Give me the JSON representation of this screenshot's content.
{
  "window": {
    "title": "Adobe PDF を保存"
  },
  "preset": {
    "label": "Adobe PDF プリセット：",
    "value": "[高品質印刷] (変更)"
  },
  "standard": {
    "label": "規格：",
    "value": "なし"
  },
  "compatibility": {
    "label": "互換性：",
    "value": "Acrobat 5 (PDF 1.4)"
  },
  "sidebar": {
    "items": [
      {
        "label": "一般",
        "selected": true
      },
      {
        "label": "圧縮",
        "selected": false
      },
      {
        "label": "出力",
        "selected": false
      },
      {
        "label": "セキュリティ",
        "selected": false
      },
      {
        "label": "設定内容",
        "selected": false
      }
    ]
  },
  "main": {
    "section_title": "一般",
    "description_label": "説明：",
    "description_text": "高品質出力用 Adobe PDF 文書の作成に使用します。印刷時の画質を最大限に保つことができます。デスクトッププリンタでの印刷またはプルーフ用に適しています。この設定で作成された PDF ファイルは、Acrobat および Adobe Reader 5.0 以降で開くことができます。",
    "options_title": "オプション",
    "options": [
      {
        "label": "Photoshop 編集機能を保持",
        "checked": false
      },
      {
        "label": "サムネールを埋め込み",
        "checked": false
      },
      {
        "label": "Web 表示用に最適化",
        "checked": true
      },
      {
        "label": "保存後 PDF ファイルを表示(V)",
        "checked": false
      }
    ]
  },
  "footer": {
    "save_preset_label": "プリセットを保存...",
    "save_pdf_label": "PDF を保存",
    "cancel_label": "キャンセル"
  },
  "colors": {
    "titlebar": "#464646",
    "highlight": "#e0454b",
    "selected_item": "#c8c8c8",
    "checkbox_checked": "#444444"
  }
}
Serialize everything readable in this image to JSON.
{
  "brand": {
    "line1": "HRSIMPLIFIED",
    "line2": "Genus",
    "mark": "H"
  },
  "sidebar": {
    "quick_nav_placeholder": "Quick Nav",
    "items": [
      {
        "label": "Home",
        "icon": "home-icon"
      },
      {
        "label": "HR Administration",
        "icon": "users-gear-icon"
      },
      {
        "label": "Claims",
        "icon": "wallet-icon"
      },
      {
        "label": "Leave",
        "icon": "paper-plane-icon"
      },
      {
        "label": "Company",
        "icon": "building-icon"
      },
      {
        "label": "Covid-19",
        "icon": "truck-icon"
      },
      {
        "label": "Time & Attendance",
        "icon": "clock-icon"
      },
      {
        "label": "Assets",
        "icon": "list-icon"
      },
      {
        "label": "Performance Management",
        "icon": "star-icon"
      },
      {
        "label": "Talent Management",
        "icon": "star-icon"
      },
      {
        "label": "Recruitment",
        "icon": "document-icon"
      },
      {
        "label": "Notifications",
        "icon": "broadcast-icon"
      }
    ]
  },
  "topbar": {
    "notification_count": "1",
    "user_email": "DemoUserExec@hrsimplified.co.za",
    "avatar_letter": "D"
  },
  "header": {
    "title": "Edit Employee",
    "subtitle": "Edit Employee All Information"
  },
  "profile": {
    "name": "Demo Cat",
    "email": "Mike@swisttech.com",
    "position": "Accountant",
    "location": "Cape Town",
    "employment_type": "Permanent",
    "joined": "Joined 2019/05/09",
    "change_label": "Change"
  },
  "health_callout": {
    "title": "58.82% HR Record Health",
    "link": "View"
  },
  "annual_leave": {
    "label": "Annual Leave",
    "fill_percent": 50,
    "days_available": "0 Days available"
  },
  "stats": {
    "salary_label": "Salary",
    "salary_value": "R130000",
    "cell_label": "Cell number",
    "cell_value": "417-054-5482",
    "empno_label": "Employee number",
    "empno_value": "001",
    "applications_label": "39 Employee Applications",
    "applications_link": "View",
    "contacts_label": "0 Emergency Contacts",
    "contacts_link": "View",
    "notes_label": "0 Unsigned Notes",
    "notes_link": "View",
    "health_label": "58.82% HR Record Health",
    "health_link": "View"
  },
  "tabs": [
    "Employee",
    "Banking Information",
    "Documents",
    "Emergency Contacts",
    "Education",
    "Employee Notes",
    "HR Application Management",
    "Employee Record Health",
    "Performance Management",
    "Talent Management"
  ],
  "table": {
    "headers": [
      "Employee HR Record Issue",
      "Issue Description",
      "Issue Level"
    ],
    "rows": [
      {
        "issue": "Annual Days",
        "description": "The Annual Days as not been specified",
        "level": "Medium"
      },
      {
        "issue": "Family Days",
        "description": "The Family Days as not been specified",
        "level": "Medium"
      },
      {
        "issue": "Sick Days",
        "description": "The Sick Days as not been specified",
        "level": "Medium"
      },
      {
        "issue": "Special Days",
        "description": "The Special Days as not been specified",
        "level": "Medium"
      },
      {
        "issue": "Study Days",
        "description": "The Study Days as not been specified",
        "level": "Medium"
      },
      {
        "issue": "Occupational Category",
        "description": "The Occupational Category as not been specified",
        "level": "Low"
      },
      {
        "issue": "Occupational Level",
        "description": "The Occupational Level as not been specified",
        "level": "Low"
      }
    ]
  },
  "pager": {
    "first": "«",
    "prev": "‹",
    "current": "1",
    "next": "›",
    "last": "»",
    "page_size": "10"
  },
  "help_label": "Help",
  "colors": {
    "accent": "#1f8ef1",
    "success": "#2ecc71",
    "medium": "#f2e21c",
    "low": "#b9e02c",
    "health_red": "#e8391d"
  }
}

.....

## TASK TO CARRY OUT
Filter lines by "this" and return each hit.

## REPLY TO THE TASK
Give me the JSON representation of this screenshot's content.
Serialize everything readable in this image to JSON.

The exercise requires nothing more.